### [RECORDS SHOWN]
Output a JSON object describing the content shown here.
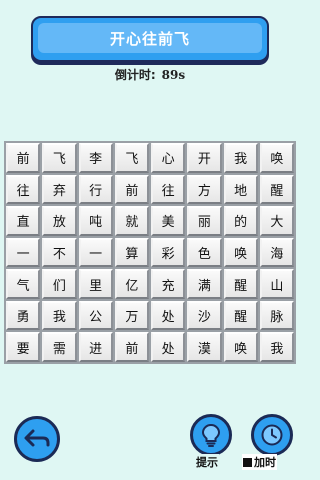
{
  "title": "开心往前飞",
  "timer": {
    "label": "倒计时:",
    "value": "89s"
  },
  "grid": [
    [
      "前",
      "飞",
      "李",
      "飞",
      "心",
      "开",
      "我",
      "唤"
    ],
    [
      "往",
      "弃",
      "行",
      "前",
      "往",
      "方",
      "地",
      "醒"
    ],
    [
      "直",
      "放",
      "吨",
      "就",
      "美",
      "丽",
      "的",
      "大"
    ],
    [
      "一",
      "不",
      "一",
      "算",
      "彩",
      "色",
      "唤",
      "海"
    ],
    [
      "气",
      "们",
      "里",
      "亿",
      "充",
      "满",
      "醒",
      "山"
    ],
    [
      "勇",
      "我",
      "公",
      "万",
      "处",
      "沙",
      "醒",
      "脉"
    ],
    [
      "要",
      "需",
      "进",
      "前",
      "处",
      "漠",
      "唤",
      "我"
    ]
  ],
  "buttons": {
    "back": {
      "icon": "back-arrow-icon"
    },
    "hint": {
      "label": "提示",
      "icon": "lightbulb-icon"
    },
    "time": {
      "label": "加时",
      "icon": "clock-icon"
    }
  },
  "colors": {
    "background": "#dff7f3",
    "accent": "#2f9ff0",
    "outline": "#1e2a5a"
  }
}
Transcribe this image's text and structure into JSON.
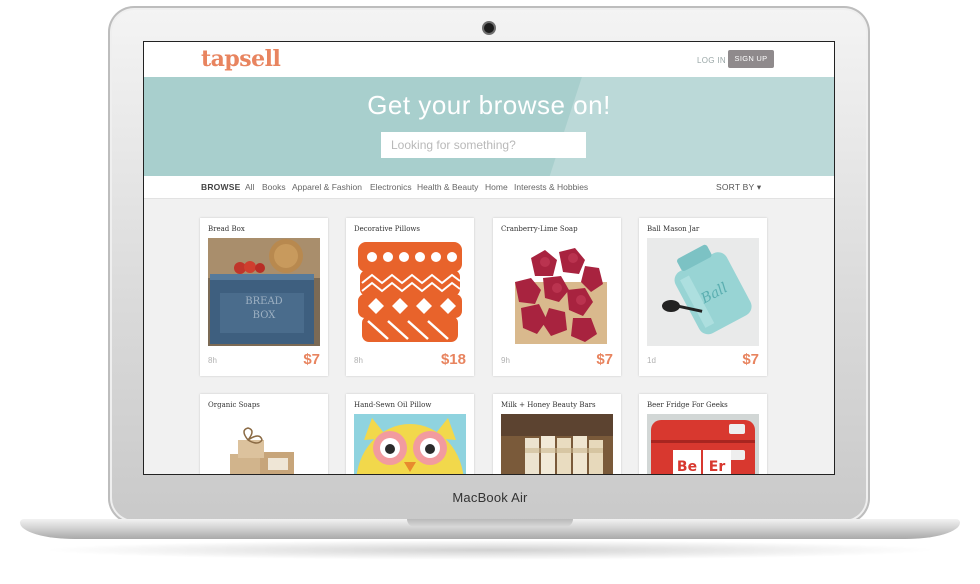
{
  "device": {
    "label": "MacBook Air"
  },
  "site": {
    "logo": "tapsell",
    "login_label": "LOG IN",
    "signup_label": "SIGN UP",
    "hero_title": "Get your browse on!",
    "search_placeholder": "Looking for something?",
    "accent_color": "#e8845f",
    "hero_color": "#a8cfcd"
  },
  "nav": {
    "browse_label": "BROWSE",
    "items": [
      "All",
      "Books",
      "Apparel & Fashion",
      "Electronics",
      "Health & Beauty",
      "Home",
      "Interests & Hobbies"
    ],
    "sort_label": "SORT BY ▾"
  },
  "products": [
    {
      "title": "Bread Box",
      "age": "8h",
      "price": "$7",
      "image": "bread-box-photo"
    },
    {
      "title": "Decorative Pillows",
      "age": "8h",
      "price": "$18",
      "image": "orange-pillows-photo"
    },
    {
      "title": "Cranberry-Lime Soap",
      "age": "9h",
      "price": "$7",
      "image": "cranberry-soap-photo"
    },
    {
      "title": "Ball Mason Jar",
      "age": "1d",
      "price": "$7",
      "image": "mason-jar-photo"
    },
    {
      "title": "Organic Soaps",
      "image": "organic-soaps-photo"
    },
    {
      "title": "Hand-Sewn Oil Pillow",
      "image": "owl-pillow-photo"
    },
    {
      "title": "Milk + Honey Beauty Bars",
      "image": "beauty-bars-photo"
    },
    {
      "title": "Beer Fridge For Geeks",
      "image": "beer-fridge-photo",
      "image_text": [
        "Be",
        "Er"
      ]
    }
  ]
}
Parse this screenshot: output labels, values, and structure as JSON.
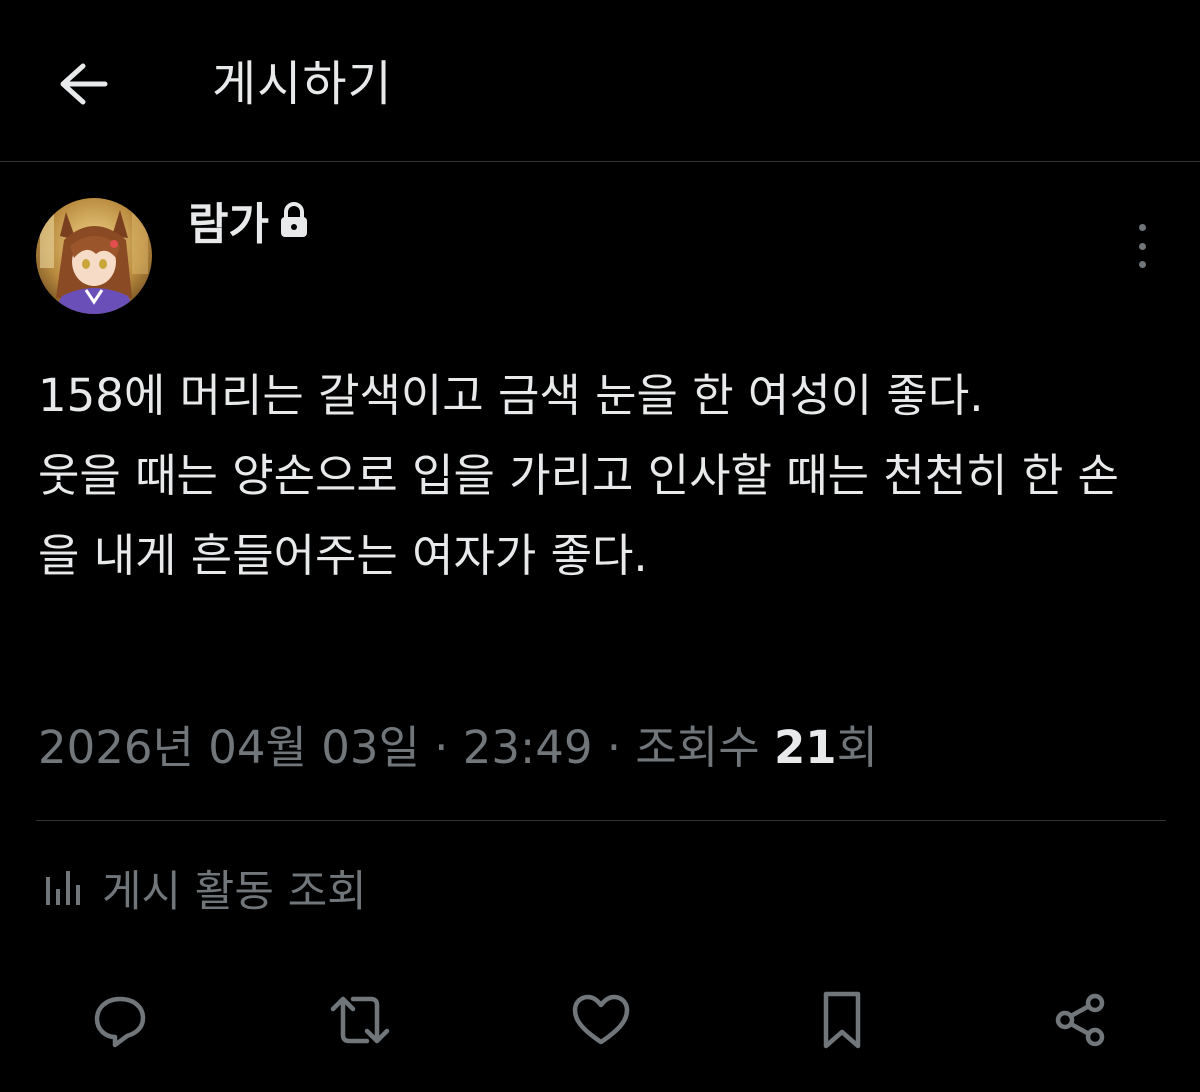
{
  "header": {
    "title": "게시하기",
    "back_icon": "arrow-left-icon"
  },
  "post": {
    "author_name": "람가",
    "author_protected_icon": "lock-icon",
    "more_icon": "more-vertical-icon",
    "text": "158에 머리는 갈색이고 금색 눈을 한 여성이 좋다.\n웃을 때는 양손으로 입을 가리고 인사할 때는 천천히 한 손을 내게 흔들어주는 여자가 좋다.",
    "date": "2026년 04월 03일",
    "separator": "·",
    "time": "23:49",
    "views_prefix": "조회수",
    "views_count": "21",
    "views_suffix": "회"
  },
  "activity": {
    "icon": "analytics-icon",
    "label": "게시 활동 조회"
  },
  "actions": [
    {
      "name": "reply",
      "icon": "reply-icon"
    },
    {
      "name": "retweet",
      "icon": "retweet-icon"
    },
    {
      "name": "like",
      "icon": "heart-icon"
    },
    {
      "name": "bookmark",
      "icon": "bookmark-icon"
    },
    {
      "name": "share",
      "icon": "share-icon"
    }
  ],
  "colors": {
    "background": "#000000",
    "text_primary": "#e7e9ea",
    "text_secondary": "#71767b",
    "divider": "#2f3336"
  }
}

### [REQUEST]
Of the lines above, how many include the word "structure"? Reply with the number alone.

### [SOLUTION TO THIS TASK]
2